EXCERPTED TEXT:
Data Center / Cloud

Introducing NVIDIA Fleet Intelligence for Real-Time GPU Fleet Visibility and Optimization

The compute capability of large GPU fleets presents unprecedented opportunities to innovate and provide value to customers in record time. Yet these advancements come with a variety of challenges. At scale, teams are juggling heterogeneous hardware, fast‑moving software stacks, tight power envelopes, and spiky, multitenant workloads. A single hotspot, misconfigured driver, or subtle hardware fault can ripple, causing throttled jobs, missed SLAs and wasted spend. 

As well, the complexity and number of components involved in large-scale clusters can be daunting, so it’s essential to maintain visibility into the day-to-day operations and understand the operational state at any given time. Monitoring GPU utilization and identifying bottlenecks during job execution becomes more difficult. Identifying areas of low utilization and migrating workloads to them is one of the best ways to ensure the highest return on investment.  

For these reasons, GPU‑aware monitoring is essential at scale. Teams need visibility beyond whether or not the node is up. They need to know whether, at any given moment, every accelerator is performing as expected, safely, and consistently. 

This post introduces NVIDIA Fleet Intelligence, an agent-based managed service for continuous monitoring of NVIDIA data center GPUs. It is now generally available. 

What are the key focus areas of GPU monitoring?

Important areas of GPU monitoring include power, temperature, performance, health, and uniform configuration.

SUPPLIED MATERIAL:
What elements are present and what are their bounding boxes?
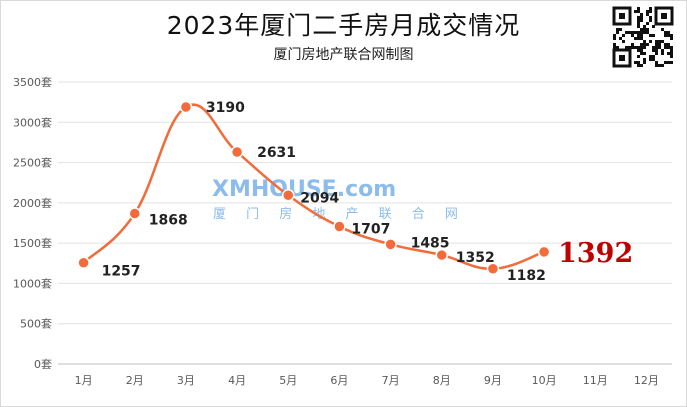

PROBLEMS TO SOLVE:
1 - In the Fleet Intelligence announcement, what kind of service is NVIDIA Fleet Intelligence described as?
2 - Write out the passage of the Fleet Intelligence announcement starting at "The compute capability" and ending at "and wasted spend.".
The lines can be left aside.

OUTPUTS:
1 - An agent-based managed service for continuous monitoring of NVIDIA data center GPUs.

2 -
The compute capability of large GPU fleets presents unprecedented opportunities to innovate and provide value to customers in record time. Yet these advancements come with a variety of challenges. At scale, teams are juggling heterogeneous hardware, fast‑moving software stacks, tight power envelopes, and spiky, multitenant workloads. A single hotspot, misconfigured driver, or subtle hardware fault can ripple, causing throttled jobs, missed SLAs and wasted spend.